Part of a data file
(begin)

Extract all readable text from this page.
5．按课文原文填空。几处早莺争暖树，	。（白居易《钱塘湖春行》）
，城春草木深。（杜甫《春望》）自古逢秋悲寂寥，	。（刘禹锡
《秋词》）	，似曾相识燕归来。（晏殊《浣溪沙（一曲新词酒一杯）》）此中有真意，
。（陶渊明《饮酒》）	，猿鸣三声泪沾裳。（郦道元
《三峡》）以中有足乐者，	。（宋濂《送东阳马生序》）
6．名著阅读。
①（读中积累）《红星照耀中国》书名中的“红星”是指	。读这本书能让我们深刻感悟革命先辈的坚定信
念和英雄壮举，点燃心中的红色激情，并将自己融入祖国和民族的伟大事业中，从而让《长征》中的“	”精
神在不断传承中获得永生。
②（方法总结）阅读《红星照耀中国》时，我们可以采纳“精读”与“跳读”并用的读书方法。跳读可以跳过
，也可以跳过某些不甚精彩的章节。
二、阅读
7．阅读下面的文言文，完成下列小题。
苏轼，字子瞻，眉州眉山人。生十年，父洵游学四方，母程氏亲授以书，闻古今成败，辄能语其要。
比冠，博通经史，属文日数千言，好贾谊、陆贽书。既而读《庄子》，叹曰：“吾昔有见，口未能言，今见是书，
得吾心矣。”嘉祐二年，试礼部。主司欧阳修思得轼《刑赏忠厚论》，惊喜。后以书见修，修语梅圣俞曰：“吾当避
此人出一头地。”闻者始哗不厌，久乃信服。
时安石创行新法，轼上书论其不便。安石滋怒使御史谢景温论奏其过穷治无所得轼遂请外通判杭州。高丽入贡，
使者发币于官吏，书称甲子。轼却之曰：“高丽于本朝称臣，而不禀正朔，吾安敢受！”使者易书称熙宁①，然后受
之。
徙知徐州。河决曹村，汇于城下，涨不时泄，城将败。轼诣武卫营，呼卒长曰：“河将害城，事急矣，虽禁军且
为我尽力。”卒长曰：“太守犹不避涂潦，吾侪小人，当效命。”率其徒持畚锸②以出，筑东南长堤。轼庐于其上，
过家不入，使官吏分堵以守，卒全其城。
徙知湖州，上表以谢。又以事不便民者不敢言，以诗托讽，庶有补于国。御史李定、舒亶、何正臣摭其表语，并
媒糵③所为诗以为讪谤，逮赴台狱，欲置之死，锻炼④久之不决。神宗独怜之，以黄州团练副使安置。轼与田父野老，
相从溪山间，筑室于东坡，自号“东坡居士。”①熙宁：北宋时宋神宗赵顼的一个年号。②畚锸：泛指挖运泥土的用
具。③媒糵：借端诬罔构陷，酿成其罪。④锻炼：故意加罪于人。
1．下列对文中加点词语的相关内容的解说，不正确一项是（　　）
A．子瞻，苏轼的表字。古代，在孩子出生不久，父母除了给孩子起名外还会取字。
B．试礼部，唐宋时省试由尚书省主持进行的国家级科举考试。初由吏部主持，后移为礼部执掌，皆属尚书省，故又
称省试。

(end)

Set task:
Return, from the data, each line that has the word "红星照耀中国" in it.

Final result:
①（读中积累）《红星照耀中国》书名中的“红星”是指	。读这本书能让我们深刻感悟革命先辈的坚定信
②（方法总结）阅读《红星照耀中国》时，我们可以采纳“精读”与“跳读”并用的读书方法。跳读可以跳过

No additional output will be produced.